Stated exercise A: In the article on light-driven evaporation, list the three actions the scientists took in the sentence beginning "To really check their hypothesis."
Stated exercise B: Please state how far above the theoretical maximum the evaporation rate of water in hydrogels sometimes went, according to the article on light-driven evaporation.

[START OF Source document]

Wednesday, November 8, 2023

Water can evaporate with just light, no heat, says surprising study

This makes so much sense and fits other obscure observations.  not least that thermodynamics may not properly explain all that humid air.

i am also sure this wreaks our theoretical climate models as well.  Then again, the ocean is a giant heat sink and sets its own standards in terms of hte atmosphere.

we are back to knowing nothing of course.  This means that the atmosphere does not draw water as we expect, but actually depends on mixing.  And if the water is warm, we expand the warm air bubble as well to induce tropical depressions that belp block the sun light and to carry off the moisture build up.

Water can evaporate with just light, no heat, says surprising study

October 31, 2023

A surprising new study suggests that light alone can evaporate water without heat – and even do so more efficiently

Contrary to what we all learned in elementary school science class, it turns out that heat may not be necessary to make water evaporate. Scientists at MIT have made the surprising discovery that light alone can evaporate water, and is even more efficient at it than heat. The finding could improve our understanding of natural phenomena or boost desalination systems.

Evaporation occurs when water molecules near the surface of the liquid absorb enough energy to escape into the air above as a gas – water vapor. Generally, heat is the energy source, and in the case of Earth’s water cycle, that heat comes primarily from sunlight.

But in the last few years, different teams of scientists have noticed discrepancies in their experiments concerning water held in hydrogels. Water appeared to be evaporating at much higher rates than should be possible based on the amount of heat it was exposed to, sometimes tripling the theoretical maximum rate.

So for the new study, scientists at MIT set out to investigate what might be happening. After a few basic experiments, they suspected that light itself was causing the excess evaporation. The idea is surprising because water doesn’t really absorb light – hence why you can see through it to a decent depth if it’s clean.

[ What wave lenght?? arclein  BLUE? ]

To really check their hypothesis, the scientists placed a hydrogel sample in a container on a scale, exposed it to different wavelengths of light in sequence, and measured the amount of mass it lost over time to evaporation. The equipment was carefully controlled and the lights shielded to prevent any heat being introduced to the system and messing with the results.

[END OF Source document]
[START OF Provided records]

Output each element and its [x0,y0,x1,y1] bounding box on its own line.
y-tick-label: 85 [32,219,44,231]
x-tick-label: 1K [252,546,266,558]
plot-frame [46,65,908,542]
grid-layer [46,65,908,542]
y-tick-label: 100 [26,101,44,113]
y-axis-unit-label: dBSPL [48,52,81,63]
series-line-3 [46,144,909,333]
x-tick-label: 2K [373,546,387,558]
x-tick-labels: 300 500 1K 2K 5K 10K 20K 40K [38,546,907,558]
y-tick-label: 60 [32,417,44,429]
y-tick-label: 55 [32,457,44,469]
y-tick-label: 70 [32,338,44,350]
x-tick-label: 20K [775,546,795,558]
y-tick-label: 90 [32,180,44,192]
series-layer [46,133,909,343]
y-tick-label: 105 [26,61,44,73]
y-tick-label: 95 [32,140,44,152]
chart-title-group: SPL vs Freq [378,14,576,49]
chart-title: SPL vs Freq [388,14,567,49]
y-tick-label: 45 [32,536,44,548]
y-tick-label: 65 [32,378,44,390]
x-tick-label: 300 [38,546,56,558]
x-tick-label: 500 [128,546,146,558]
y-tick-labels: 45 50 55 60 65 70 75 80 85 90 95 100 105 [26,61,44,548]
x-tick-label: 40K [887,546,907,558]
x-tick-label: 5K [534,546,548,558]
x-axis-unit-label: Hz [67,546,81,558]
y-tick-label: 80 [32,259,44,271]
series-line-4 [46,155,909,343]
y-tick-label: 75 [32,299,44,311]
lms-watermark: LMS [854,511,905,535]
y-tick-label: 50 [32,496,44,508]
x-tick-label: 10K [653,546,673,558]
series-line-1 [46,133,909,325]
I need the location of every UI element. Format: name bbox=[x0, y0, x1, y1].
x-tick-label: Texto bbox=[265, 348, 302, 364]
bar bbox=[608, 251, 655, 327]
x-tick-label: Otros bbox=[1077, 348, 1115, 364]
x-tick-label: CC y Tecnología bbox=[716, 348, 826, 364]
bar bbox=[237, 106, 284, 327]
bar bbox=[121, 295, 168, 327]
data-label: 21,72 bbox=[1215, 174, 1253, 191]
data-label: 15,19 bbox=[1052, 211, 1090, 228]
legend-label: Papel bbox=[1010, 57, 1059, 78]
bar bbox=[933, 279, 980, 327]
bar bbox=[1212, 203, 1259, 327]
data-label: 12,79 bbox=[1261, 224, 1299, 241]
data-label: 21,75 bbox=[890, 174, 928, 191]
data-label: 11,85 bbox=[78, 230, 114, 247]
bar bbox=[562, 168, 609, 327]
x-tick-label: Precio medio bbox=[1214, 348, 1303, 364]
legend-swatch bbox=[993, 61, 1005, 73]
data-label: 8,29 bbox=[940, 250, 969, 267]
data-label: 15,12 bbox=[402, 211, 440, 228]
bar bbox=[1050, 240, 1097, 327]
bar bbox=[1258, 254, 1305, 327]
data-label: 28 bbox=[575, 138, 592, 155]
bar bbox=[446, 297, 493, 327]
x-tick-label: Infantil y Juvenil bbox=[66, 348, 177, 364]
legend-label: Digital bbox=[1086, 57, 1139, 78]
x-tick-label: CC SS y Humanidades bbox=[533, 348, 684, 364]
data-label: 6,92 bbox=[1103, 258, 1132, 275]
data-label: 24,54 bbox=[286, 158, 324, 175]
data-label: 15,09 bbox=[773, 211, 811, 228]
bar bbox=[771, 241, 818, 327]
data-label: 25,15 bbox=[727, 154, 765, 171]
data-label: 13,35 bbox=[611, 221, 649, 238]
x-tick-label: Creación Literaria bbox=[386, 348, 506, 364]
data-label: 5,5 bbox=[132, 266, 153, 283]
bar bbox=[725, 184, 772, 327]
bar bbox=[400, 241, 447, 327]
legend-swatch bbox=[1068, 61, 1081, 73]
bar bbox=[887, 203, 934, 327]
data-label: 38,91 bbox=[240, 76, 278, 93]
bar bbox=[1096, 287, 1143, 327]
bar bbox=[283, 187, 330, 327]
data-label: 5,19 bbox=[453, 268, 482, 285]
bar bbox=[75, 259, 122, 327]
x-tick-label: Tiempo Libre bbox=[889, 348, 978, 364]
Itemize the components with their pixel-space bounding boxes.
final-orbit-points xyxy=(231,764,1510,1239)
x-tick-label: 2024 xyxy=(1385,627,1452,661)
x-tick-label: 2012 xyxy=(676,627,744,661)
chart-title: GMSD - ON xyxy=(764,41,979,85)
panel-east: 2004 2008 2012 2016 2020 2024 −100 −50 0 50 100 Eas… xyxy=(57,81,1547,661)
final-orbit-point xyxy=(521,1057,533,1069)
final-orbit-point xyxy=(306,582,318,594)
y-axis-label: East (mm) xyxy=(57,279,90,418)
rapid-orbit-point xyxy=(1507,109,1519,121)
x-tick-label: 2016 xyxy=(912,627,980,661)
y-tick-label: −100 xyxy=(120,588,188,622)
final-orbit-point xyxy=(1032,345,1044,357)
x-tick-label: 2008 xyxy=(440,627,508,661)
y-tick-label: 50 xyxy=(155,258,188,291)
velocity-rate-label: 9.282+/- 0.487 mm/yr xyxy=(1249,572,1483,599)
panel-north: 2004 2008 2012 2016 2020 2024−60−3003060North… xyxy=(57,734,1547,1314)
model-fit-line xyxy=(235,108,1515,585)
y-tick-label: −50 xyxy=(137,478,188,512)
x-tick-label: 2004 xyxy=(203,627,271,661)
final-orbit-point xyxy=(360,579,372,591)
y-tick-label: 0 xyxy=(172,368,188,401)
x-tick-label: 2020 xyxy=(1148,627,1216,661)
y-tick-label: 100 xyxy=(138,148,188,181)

[END OF Provided records]

Complete output A:
- Placed a hydrogel sample in a container on a scale
- Exposed it to different wavelengths of light in sequence
- Measured the amount of mass it lost over time to evaporation

Complete output B: It sometimes tripled the theoretical maximum rate.